WHAT TO DO: List each line of the data that holds the string "кооперації", please.

------ MATERIAL FOR THIS TASK

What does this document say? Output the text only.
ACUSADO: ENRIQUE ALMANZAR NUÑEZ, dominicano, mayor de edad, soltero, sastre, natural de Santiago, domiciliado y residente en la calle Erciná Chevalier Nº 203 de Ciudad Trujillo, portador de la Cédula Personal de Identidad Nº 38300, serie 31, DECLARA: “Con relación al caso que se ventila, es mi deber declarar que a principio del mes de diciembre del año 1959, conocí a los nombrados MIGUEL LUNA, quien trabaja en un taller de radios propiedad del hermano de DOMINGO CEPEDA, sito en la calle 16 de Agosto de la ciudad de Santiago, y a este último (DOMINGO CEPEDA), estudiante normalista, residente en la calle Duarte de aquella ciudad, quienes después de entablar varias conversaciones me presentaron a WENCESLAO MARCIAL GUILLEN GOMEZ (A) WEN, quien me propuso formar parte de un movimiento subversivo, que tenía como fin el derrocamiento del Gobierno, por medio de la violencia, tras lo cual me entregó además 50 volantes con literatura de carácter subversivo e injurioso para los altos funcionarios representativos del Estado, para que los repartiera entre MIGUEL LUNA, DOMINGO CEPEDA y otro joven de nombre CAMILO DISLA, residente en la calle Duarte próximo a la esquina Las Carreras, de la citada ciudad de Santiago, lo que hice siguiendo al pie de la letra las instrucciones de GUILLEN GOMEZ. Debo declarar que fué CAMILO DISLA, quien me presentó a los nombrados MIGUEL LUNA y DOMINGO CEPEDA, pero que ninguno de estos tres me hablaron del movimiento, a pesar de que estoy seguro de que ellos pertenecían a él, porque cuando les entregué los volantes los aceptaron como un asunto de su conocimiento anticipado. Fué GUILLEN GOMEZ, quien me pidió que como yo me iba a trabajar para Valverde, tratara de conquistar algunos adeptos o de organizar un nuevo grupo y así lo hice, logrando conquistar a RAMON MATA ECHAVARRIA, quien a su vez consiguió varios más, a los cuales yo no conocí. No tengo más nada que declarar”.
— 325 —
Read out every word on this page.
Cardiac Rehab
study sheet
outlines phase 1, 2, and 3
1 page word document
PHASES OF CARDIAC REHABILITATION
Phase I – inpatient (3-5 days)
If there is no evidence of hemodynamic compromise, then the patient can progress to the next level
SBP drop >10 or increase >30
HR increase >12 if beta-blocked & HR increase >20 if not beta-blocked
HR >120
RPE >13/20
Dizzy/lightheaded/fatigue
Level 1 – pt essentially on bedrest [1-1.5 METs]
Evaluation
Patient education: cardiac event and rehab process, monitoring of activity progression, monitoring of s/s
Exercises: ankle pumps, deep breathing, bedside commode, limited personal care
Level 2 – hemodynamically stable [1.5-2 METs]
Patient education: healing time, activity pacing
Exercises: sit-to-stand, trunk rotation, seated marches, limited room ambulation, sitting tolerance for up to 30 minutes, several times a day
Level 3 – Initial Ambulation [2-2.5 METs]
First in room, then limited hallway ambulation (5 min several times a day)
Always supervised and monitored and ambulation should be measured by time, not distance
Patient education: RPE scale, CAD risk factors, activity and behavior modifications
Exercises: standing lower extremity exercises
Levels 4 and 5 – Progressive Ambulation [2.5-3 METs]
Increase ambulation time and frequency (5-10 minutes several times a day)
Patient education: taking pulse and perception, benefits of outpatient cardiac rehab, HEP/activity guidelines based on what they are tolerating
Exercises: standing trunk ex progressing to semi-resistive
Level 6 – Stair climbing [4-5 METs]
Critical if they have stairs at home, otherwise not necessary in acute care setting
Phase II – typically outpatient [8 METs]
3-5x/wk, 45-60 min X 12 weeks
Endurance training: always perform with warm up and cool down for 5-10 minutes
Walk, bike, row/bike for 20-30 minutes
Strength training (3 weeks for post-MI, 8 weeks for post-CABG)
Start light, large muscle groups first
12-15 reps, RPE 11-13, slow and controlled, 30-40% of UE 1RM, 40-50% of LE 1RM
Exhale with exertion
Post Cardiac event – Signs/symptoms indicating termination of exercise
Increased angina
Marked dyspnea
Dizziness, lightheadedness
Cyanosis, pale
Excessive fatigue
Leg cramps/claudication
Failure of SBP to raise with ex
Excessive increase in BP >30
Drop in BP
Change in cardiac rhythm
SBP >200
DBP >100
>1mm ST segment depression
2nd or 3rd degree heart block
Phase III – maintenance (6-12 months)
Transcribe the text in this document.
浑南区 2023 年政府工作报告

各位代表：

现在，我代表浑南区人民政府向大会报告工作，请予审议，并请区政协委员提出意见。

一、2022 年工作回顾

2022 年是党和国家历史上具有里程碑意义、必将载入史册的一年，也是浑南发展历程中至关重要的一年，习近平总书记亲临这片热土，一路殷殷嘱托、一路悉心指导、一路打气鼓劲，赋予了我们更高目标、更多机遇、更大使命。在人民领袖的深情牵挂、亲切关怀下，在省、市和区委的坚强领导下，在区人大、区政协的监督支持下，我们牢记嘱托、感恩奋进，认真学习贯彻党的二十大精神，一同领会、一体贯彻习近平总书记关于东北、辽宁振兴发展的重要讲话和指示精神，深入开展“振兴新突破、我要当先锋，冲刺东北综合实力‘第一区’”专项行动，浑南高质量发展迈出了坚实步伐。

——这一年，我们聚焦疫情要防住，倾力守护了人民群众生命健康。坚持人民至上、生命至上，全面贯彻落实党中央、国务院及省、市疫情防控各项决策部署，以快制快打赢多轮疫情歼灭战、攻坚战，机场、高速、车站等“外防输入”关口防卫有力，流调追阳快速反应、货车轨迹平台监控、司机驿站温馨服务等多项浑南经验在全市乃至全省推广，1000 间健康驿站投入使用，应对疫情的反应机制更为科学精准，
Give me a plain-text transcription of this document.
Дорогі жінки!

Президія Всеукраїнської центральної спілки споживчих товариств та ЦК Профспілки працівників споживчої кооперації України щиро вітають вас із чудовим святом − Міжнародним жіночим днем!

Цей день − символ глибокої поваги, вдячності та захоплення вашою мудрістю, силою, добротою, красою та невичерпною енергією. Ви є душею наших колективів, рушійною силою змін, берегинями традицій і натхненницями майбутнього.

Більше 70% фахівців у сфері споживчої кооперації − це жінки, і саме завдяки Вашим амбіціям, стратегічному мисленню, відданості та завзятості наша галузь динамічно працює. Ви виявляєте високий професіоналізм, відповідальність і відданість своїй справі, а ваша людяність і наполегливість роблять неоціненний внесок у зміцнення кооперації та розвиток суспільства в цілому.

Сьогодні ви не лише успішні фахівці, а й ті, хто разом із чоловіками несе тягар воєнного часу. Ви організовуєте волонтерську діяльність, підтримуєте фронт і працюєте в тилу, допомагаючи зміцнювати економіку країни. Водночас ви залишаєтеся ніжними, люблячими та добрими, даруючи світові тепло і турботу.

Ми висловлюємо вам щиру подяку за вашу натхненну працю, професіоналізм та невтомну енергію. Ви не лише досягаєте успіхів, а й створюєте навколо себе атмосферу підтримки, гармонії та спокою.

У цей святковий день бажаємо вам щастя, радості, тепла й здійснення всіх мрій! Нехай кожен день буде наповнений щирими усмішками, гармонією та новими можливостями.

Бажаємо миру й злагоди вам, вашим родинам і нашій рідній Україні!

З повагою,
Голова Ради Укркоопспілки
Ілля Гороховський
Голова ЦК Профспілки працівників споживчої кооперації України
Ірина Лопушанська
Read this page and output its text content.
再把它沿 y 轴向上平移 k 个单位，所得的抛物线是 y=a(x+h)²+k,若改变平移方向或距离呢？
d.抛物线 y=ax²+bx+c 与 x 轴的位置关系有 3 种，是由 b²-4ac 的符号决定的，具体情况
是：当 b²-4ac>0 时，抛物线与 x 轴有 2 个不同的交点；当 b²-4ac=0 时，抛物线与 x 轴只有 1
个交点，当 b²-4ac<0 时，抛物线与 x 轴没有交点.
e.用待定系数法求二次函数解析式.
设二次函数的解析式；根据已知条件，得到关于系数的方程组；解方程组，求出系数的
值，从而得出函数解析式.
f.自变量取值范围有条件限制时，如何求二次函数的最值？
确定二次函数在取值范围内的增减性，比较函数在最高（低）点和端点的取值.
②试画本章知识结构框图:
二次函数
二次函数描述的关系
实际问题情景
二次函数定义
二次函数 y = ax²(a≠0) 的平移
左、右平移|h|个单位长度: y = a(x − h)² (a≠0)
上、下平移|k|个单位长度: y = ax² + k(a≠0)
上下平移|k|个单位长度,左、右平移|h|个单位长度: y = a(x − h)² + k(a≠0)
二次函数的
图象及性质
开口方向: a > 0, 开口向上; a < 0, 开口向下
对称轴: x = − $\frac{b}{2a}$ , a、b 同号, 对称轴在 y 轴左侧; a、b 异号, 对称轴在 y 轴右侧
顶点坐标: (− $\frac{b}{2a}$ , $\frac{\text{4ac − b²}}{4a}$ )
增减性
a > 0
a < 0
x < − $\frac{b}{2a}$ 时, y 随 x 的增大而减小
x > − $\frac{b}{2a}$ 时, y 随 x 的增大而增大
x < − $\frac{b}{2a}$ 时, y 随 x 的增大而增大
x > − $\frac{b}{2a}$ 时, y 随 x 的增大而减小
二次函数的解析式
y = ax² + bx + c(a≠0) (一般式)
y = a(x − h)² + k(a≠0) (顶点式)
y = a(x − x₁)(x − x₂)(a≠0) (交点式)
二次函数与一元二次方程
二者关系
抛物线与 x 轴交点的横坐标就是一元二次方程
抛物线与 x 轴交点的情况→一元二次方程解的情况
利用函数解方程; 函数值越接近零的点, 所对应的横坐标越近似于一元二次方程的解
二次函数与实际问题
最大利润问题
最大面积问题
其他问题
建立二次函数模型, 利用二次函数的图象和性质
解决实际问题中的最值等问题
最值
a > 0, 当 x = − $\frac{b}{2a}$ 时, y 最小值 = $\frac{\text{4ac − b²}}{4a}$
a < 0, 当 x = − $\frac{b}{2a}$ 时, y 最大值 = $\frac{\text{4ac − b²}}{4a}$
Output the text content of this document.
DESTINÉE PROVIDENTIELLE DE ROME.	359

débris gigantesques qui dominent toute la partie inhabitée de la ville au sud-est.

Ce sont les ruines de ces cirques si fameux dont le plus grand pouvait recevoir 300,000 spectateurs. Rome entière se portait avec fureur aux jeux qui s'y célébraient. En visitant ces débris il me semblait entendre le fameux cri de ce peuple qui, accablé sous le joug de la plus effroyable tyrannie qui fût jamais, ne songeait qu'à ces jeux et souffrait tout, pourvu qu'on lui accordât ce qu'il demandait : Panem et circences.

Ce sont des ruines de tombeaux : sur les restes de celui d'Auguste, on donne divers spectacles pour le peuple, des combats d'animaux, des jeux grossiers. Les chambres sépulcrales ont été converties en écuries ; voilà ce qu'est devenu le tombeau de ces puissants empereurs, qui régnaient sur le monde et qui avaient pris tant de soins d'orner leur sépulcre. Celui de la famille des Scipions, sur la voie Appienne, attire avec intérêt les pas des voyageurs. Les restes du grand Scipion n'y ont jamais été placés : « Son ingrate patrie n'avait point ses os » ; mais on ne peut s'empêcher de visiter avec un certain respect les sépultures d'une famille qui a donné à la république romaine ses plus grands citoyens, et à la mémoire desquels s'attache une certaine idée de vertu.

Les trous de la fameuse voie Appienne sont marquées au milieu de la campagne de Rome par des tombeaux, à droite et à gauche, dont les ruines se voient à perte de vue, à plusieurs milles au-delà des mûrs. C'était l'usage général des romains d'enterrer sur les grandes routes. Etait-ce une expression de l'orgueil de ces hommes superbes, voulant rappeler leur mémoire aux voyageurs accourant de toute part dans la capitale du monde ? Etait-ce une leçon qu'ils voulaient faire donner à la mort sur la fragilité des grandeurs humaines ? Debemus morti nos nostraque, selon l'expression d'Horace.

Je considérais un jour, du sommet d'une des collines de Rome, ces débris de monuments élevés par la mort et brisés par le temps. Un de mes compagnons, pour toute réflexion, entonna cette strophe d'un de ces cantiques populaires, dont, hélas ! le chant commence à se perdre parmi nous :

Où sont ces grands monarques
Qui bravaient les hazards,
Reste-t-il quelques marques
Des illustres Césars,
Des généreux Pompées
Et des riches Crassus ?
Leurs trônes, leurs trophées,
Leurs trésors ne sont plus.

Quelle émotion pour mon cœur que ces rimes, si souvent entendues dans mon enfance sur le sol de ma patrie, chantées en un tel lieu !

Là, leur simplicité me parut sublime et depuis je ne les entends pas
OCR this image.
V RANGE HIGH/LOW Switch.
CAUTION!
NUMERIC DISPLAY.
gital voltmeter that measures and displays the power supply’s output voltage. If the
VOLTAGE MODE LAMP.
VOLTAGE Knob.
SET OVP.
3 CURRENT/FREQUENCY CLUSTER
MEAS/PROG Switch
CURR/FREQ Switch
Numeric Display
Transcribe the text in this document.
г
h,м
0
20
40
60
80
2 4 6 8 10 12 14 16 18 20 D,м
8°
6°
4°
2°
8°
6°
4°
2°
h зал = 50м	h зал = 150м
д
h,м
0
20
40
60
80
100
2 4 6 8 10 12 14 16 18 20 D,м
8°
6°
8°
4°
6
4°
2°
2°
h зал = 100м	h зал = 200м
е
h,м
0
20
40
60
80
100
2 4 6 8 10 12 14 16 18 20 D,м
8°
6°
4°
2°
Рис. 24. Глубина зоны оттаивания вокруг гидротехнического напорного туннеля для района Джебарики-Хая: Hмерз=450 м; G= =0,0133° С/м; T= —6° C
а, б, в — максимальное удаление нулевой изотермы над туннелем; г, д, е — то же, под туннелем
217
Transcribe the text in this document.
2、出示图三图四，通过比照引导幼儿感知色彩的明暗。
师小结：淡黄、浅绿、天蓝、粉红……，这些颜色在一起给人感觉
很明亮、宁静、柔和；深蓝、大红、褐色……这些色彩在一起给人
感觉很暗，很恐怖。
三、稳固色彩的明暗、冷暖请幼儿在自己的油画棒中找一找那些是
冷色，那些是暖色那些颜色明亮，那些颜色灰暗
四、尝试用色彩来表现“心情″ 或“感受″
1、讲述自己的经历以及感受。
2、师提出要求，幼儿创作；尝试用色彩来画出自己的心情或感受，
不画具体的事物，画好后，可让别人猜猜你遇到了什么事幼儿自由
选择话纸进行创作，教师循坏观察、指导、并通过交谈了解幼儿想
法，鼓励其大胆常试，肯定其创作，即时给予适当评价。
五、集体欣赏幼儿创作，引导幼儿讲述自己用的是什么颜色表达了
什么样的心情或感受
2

------------

SOLUTION TO THE PROBLEM:
Президія Всеукраїнської центральної спілки споживчих товариств та ЦК Профспілки працівників споживчої кооперації України щиро вітають вас із чудовим святом − Міжнародним жіночим днем!
Більше 70% фахівців у сфері споживчої кооперації − це жінки, і саме завдяки Вашим амбіціям, стратегічному мисленню, відданості та завзятості наша галузь динамічно працює. Ви виявляєте високий професіоналізм, відповідальність і відданість своїй справі, а ваша людяність і наполегливість роблять неоціненний внесок у зміцнення кооперації та розвиток суспільства в цілому.
Голова ЦК Профспілки працівників споживчої кооперації України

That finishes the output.